_Brief_
Every entry here needs to be repeated exactly.

Saved entries
==========
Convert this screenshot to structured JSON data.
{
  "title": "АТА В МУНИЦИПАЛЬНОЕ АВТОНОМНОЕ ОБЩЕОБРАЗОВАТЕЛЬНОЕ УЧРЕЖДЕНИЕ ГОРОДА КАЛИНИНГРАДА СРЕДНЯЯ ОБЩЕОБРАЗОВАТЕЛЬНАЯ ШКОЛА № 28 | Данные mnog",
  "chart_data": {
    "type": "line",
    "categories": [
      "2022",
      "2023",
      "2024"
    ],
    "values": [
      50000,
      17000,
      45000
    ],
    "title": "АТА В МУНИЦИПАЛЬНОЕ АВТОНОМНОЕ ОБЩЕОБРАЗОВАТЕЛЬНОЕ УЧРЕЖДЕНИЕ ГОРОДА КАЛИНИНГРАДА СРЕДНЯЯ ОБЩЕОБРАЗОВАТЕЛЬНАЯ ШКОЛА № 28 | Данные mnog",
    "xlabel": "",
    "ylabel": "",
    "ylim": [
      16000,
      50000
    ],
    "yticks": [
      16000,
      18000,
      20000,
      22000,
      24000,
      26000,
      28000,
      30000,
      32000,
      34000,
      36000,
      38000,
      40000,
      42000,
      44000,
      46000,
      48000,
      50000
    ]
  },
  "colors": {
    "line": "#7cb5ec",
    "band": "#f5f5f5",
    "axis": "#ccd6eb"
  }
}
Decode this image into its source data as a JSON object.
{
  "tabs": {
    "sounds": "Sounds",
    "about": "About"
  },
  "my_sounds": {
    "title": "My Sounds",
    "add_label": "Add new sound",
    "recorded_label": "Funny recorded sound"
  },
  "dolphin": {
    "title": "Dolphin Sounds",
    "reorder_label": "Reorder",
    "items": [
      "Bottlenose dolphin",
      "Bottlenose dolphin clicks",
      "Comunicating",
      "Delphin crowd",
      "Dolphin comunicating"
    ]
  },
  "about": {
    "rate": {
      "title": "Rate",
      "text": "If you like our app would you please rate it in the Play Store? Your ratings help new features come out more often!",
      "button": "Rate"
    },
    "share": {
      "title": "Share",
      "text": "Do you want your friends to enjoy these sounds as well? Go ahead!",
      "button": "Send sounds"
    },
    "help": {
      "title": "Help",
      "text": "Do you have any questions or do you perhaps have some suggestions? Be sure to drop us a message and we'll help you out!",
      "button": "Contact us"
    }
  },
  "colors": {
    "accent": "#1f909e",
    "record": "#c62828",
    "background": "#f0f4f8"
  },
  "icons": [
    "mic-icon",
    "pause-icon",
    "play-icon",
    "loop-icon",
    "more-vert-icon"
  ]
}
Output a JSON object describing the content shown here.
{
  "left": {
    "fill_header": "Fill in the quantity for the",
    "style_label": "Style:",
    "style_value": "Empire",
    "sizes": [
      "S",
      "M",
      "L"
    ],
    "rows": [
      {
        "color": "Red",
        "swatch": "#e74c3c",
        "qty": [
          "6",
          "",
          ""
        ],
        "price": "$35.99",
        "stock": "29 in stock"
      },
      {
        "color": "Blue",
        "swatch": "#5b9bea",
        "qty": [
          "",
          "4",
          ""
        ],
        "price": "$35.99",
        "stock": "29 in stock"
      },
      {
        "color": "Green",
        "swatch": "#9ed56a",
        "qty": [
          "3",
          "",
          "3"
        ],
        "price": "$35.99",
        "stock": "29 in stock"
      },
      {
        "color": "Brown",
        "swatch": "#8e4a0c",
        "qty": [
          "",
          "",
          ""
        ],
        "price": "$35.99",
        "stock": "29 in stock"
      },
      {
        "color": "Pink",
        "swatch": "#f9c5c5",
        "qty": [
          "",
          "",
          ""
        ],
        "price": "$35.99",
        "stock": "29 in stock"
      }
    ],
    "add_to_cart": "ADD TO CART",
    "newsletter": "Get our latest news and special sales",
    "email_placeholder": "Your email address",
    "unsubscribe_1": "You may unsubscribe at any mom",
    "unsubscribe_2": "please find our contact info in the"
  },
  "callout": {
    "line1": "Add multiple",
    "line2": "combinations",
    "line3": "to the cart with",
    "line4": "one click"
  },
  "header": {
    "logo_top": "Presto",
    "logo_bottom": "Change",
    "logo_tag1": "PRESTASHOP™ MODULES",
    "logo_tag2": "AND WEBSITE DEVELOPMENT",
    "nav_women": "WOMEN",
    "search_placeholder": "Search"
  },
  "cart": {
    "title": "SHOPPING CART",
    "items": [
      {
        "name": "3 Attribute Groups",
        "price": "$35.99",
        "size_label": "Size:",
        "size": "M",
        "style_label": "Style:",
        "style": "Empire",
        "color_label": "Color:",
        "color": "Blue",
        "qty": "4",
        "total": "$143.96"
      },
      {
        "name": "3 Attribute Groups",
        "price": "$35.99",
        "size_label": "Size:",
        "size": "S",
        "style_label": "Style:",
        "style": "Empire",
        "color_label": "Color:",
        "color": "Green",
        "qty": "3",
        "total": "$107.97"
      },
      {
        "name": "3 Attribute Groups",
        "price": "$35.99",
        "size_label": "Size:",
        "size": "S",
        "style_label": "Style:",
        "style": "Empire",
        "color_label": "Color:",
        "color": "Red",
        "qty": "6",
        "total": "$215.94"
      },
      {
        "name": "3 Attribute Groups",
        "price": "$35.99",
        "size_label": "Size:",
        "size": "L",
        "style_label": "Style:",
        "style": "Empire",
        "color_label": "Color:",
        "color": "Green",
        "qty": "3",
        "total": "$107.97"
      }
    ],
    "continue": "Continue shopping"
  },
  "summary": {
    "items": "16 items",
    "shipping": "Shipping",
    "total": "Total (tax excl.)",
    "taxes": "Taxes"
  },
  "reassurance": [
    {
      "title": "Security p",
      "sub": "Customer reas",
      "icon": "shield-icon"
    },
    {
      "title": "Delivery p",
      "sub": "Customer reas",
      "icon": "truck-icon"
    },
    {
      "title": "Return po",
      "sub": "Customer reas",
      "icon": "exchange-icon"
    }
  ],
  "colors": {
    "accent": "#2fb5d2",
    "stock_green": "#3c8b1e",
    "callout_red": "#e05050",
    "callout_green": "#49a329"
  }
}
==========
_Answer below_
Convert this screenshot to structured JSON data.
{
  "title": "АТА В МУНИЦИПАЛЬНОЕ АВТОНОМНОЕ ОБЩЕОБРАЗОВАТЕЛЬНОЕ УЧРЕЖДЕНИЕ ГОРОДА КАЛИНИНГРАДА СРЕДНЯЯ ОБЩЕОБРАЗОВАТЕЛЬНАЯ ШКОЛА № 28 | Данные mnog",
  "chart_data": {
    "type": "line",
    "categories": [
      "2022",
      "2023",
      "2024"
    ],
    "values": [
      50000,
      17000,
      45000
    ],
    "title": "АТА В МУНИЦИПАЛЬНОЕ АВТОНОМНОЕ ОБЩЕОБРАЗОВАТЕЛЬНОЕ УЧРЕЖДЕНИЕ ГОРОДА КАЛИНИНГРАДА СРЕДНЯЯ ОБЩЕОБРАЗОВАТЕЛЬНАЯ ШКОЛА № 28 | Данные mnog",
    "xlabel": "",
    "ylabel": "",
    "ylim": [
      16000,
      50000
    ],
    "yticks": [
      16000,
      18000,
      20000,
      22000,
      24000,
      26000,
      28000,
      30000,
      32000,
      34000,
      36000,
      38000,
      40000,
      42000,
      44000,
      46000,
      48000,
      50000
    ]
  },
  "colors": {
    "line": "#7cb5ec",
    "band": "#f5f5f5",
    "axis": "#ccd6eb"
  }
}
Decode this image into its source data as a JSON object.
{
  "tabs": {
    "sounds": "Sounds",
    "about": "About"
  },
  "my_sounds": {
    "title": "My Sounds",
    "add_label": "Add new sound",
    "recorded_label": "Funny recorded sound"
  },
  "dolphin": {
    "title": "Dolphin Sounds",
    "reorder_label": "Reorder",
    "items": [
      "Bottlenose dolphin",
      "Bottlenose dolphin clicks",
      "Comunicating",
      "Delphin crowd",
      "Dolphin comunicating"
    ]
  },
  "about": {
    "rate": {
      "title": "Rate",
      "text": "If you like our app would you please rate it in the Play Store? Your ratings help new features come out more often!",
      "button": "Rate"
    },
    "share": {
      "title": "Share",
      "text": "Do you want your friends to enjoy these sounds as well? Go ahead!",
      "button": "Send sounds"
    },
    "help": {
      "title": "Help",
      "text": "Do you have any questions or do you perhaps have some suggestions? Be sure to drop us a message and we'll help you out!",
      "button": "Contact us"
    }
  },
  "colors": {
    "accent": "#1f909e",
    "record": "#c62828",
    "background": "#f0f4f8"
  },
  "icons": [
    "mic-icon",
    "pause-icon",
    "play-icon",
    "loop-icon",
    "more-vert-icon"
  ]
}
Output a JSON object describing the content shown here.
{
  "left": {
    "fill_header": "Fill in the quantity for the",
    "style_label": "Style:",
    "style_value": "Empire",
    "sizes": [
      "S",
      "M",
      "L"
    ],
    "rows": [
      {
        "color": "Red",
        "swatch": "#e74c3c",
        "qty": [
          "6",
          "",
          ""
        ],
        "price": "$35.99",
        "stock": "29 in stock"
      },
      {
        "color": "Blue",
        "swatch": "#5b9bea",
        "qty": [
          "",
          "4",
          ""
        ],
        "price": "$35.99",
        "stock": "29 in stock"
      },
      {
        "color": "Green",
        "swatch": "#9ed56a",
        "qty": [
          "3",
          "",
          "3"
        ],
        "price": "$35.99",
        "stock": "29 in stock"
      },
      {
        "color": "Brown",
        "swatch": "#8e4a0c",
        "qty": [
          "",
          "",
          ""
        ],
        "price": "$35.99",
        "stock": "29 in stock"
      },
      {
        "color": "Pink",
        "swatch": "#f9c5c5",
        "qty": [
          "",
          "",
          ""
        ],
        "price": "$35.99",
        "stock": "29 in stock"
      }
    ],
    "add_to_cart": "ADD TO CART",
    "newsletter": "Get our latest news and special sales",
    "email_placeholder": "Your email address",
    "unsubscribe_1": "You may unsubscribe at any mom",
    "unsubscribe_2": "please find our contact info in the"
  },
  "callout": {
    "line1": "Add multiple",
    "line2": "combinations",
    "line3": "to the cart with",
    "line4": "one click"
  },
  "header": {
    "logo_top": "Presto",
    "logo_bottom": "Change",
    "logo_tag1": "PRESTASHOP™ MODULES",
    "logo_tag2": "AND WEBSITE DEVELOPMENT",
    "nav_women": "WOMEN",
    "search_placeholder": "Search"
  },
  "cart": {
    "title": "SHOPPING CART",
    "items": [
      {
        "name": "3 Attribute Groups",
        "price": "$35.99",
        "size_label": "Size:",
        "size": "M",
        "style_label": "Style:",
        "style": "Empire",
        "color_label": "Color:",
        "color": "Blue",
        "qty": "4",
        "total": "$143.96"
      },
      {
        "name": "3 Attribute Groups",
        "price": "$35.99",
        "size_label": "Size:",
        "size": "S",
        "style_label": "Style:",
        "style": "Empire",
        "color_label": "Color:",
        "color": "Green",
        "qty": "3",
        "total": "$107.97"
      },
      {
        "name": "3 Attribute Groups",
        "price": "$35.99",
        "size_label": "Size:",
        "size": "S",
        "style_label": "Style:",
        "style": "Empire",
        "color_label": "Color:",
        "color": "Red",
        "qty": "6",
        "total": "$215.94"
      },
      {
        "name": "3 Attribute Groups",
        "price": "$35.99",
        "size_label": "Size:",
        "size": "L",
        "style_label": "Style:",
        "style": "Empire",
        "color_label": "Color:",
        "color": "Green",
        "qty": "3",
        "total": "$107.97"
      }
    ],
    "continue": "Continue shopping"
  },
  "summary": {
    "items": "16 items",
    "shipping": "Shipping",
    "total": "Total (tax excl.)",
    "taxes": "Taxes"
  },
  "reassurance": [
    {
      "title": "Security p",
      "sub": "Customer reas",
      "icon": "shield-icon"
    },
    {
      "title": "Delivery p",
      "sub": "Customer reas",
      "icon": "truck-icon"
    },
    {
      "title": "Return po",
      "sub": "Customer reas",
      "icon": "exchange-icon"
    }
  ],
  "colors": {
    "accent": "#2fb5d2",
    "stock_green": "#3c8b1e",
    "callout_red": "#e05050",
    "callout_green": "#49a329"
  }
}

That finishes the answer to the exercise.